Pull out from the material below all lines with "text".
########
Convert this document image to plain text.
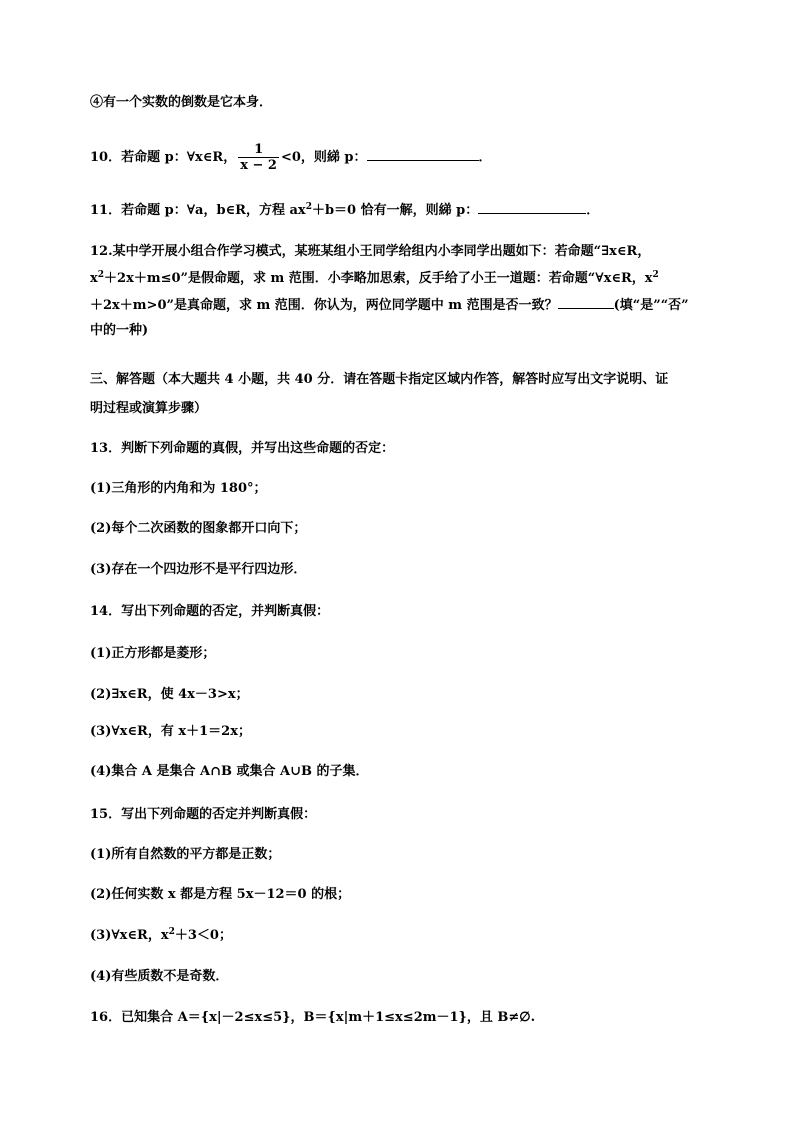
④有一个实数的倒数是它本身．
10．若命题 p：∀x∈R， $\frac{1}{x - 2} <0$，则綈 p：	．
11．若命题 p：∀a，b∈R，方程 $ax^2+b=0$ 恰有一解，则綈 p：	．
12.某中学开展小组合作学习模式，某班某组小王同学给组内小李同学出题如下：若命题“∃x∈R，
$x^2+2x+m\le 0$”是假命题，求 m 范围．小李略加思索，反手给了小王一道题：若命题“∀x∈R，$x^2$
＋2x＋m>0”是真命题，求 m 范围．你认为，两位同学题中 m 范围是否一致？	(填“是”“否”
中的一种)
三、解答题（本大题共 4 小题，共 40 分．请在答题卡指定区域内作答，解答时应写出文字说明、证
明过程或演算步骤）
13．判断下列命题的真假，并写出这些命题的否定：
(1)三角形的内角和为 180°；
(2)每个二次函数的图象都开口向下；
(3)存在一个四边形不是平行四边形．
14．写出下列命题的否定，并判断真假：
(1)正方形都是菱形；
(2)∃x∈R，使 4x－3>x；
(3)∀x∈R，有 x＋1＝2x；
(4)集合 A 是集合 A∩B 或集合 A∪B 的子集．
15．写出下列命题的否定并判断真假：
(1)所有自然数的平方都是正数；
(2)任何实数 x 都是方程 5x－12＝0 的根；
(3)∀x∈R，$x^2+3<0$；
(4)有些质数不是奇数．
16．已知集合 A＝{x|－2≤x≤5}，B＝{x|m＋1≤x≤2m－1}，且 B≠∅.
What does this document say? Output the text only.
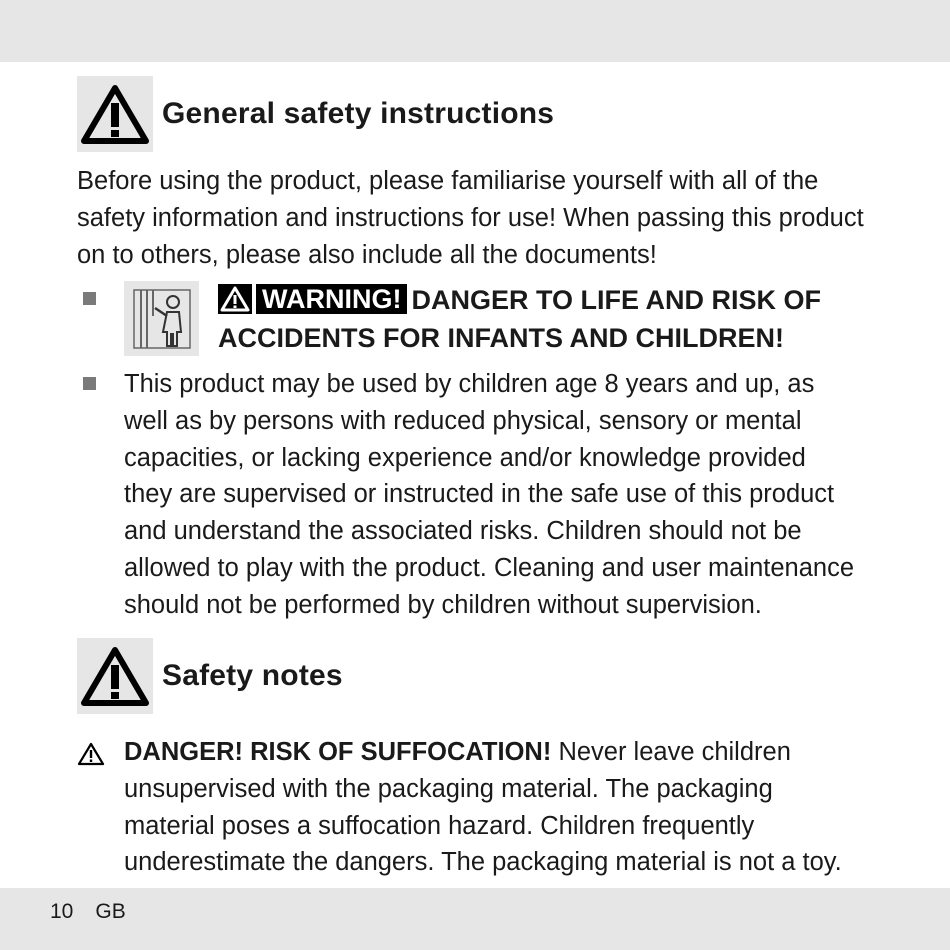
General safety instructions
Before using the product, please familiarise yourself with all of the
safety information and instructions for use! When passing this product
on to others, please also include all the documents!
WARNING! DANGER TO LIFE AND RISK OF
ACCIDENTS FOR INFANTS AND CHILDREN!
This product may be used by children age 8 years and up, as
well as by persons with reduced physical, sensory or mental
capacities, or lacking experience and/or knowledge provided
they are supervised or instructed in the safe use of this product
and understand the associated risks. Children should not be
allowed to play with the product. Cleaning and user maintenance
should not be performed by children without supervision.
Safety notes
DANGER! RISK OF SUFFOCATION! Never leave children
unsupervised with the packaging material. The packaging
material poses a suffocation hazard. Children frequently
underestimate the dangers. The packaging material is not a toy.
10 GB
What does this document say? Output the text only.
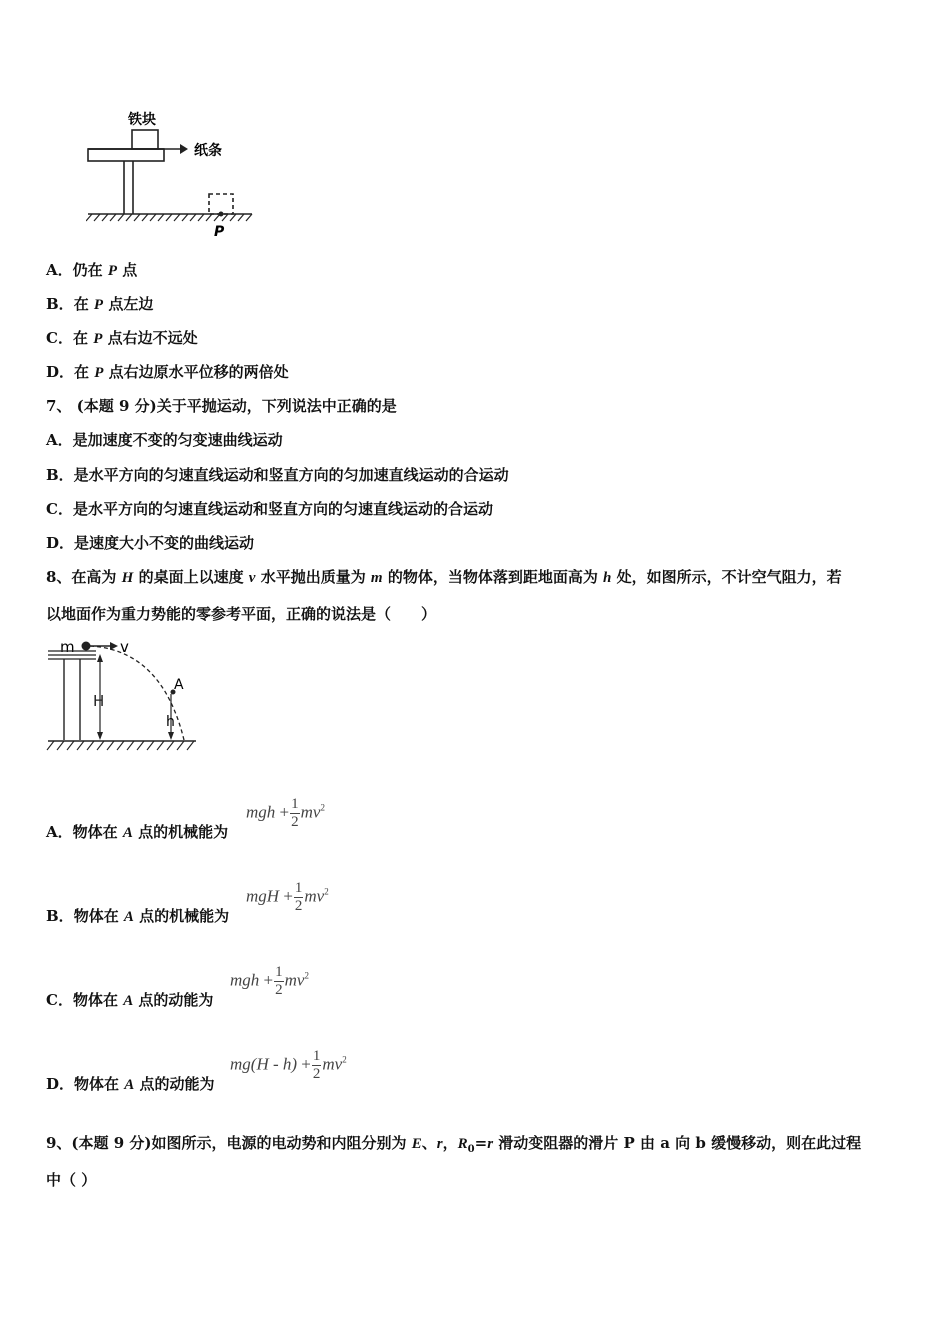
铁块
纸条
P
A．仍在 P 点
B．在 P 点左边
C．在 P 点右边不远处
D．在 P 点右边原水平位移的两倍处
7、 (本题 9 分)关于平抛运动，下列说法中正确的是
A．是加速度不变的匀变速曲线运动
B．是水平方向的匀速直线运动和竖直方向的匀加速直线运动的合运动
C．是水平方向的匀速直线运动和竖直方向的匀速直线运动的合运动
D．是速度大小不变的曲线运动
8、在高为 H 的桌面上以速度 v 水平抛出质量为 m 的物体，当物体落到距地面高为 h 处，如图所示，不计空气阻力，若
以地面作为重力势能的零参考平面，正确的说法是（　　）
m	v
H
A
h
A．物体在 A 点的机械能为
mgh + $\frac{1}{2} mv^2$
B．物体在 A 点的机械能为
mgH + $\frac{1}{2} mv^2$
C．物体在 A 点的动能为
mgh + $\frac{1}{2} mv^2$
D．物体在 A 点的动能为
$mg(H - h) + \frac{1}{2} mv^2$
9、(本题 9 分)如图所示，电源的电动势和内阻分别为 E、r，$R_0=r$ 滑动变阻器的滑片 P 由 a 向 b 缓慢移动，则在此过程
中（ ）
########
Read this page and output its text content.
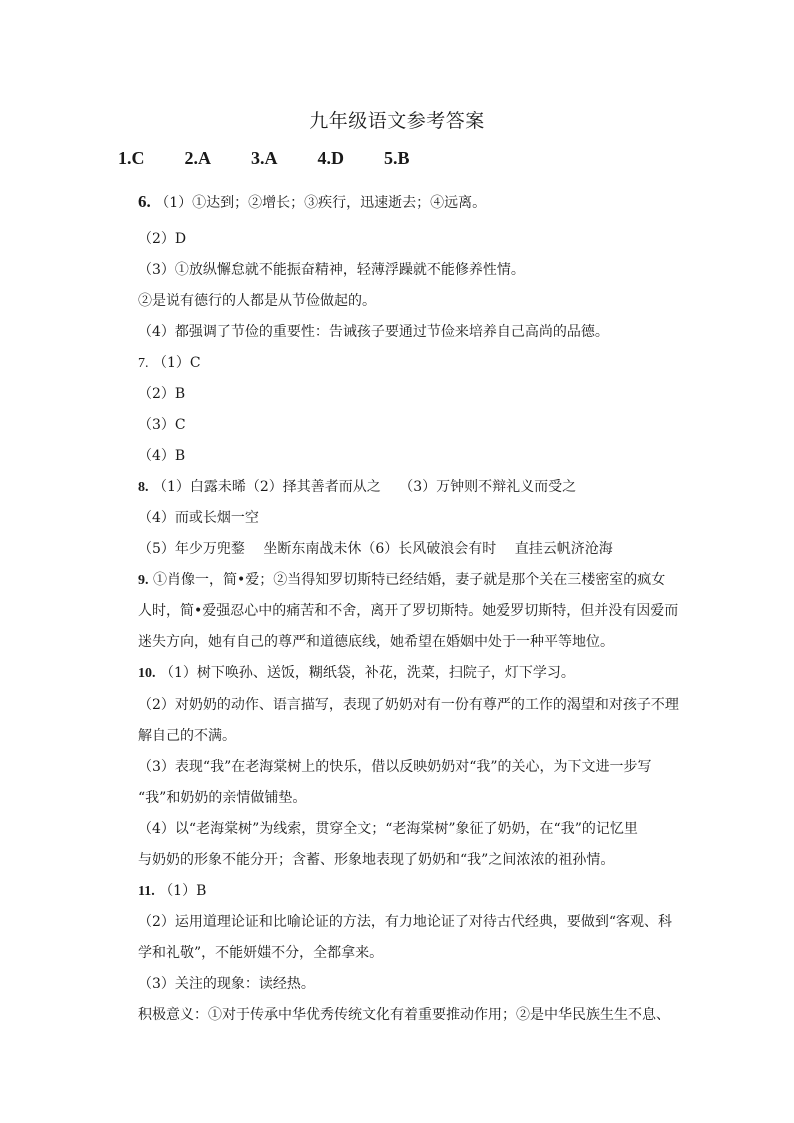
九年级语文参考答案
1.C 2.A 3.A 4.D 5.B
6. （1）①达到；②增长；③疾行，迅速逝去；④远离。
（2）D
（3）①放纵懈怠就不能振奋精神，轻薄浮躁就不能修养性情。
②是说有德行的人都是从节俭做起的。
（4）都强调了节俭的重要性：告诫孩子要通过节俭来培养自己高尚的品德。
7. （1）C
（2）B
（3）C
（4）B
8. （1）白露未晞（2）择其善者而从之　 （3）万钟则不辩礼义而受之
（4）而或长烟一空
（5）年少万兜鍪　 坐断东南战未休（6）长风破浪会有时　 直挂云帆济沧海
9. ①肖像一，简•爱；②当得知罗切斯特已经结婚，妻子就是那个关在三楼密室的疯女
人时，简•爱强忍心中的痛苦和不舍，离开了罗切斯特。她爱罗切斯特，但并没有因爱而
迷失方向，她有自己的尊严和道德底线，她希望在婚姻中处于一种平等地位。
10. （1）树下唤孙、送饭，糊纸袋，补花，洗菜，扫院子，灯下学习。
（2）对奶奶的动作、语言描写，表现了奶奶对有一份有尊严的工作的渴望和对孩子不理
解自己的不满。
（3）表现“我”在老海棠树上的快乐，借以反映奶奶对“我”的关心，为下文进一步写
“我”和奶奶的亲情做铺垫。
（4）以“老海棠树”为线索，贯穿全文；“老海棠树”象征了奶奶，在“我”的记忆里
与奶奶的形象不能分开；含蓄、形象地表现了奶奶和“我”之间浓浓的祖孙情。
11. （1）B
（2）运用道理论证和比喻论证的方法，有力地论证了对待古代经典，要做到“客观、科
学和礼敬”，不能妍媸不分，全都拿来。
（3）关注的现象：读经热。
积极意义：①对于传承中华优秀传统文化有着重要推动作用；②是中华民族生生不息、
########
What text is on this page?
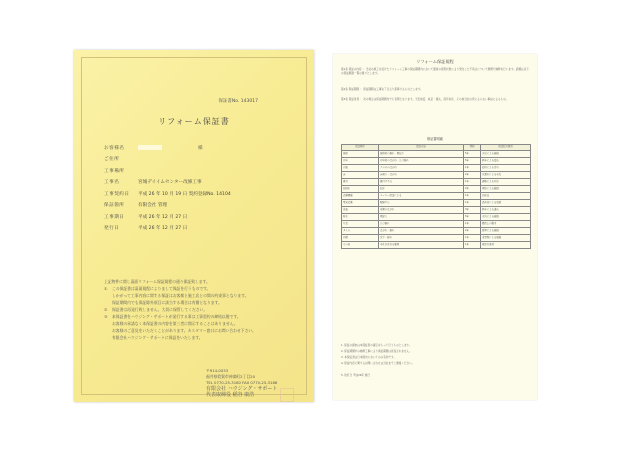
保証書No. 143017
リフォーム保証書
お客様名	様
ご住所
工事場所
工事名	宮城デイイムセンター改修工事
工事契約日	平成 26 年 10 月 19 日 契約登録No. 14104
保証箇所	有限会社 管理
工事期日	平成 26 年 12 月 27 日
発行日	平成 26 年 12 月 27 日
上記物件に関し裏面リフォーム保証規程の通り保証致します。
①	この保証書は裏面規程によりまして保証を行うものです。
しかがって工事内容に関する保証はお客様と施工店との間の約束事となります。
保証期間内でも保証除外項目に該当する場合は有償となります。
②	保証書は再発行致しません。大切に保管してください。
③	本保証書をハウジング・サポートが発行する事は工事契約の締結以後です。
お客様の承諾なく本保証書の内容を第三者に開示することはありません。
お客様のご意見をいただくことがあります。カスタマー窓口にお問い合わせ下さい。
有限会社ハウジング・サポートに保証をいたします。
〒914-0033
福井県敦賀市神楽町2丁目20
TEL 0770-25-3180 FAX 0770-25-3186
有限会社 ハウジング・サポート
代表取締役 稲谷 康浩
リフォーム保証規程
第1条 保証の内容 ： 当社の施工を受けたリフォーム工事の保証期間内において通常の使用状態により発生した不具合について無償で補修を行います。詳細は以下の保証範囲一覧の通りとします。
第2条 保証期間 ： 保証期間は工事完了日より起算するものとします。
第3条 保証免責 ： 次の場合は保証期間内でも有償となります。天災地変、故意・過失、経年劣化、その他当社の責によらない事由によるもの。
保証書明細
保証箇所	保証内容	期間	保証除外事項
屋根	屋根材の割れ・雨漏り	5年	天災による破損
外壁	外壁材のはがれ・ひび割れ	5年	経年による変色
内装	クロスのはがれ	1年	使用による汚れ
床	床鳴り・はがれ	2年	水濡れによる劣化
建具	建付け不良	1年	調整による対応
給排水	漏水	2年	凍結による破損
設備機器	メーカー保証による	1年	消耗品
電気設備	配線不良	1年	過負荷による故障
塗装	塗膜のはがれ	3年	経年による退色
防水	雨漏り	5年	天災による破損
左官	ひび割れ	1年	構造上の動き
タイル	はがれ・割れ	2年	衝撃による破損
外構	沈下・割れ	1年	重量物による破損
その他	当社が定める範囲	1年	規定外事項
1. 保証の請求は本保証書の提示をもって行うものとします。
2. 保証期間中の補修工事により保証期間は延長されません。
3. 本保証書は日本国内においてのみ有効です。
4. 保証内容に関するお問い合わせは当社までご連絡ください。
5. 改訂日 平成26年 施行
########
* **Response**
Convert this document image to plain text.
What does this document say? Output the text only.
What does this document say? Output the text only.
Read this page and output its text content.
What text is on this page?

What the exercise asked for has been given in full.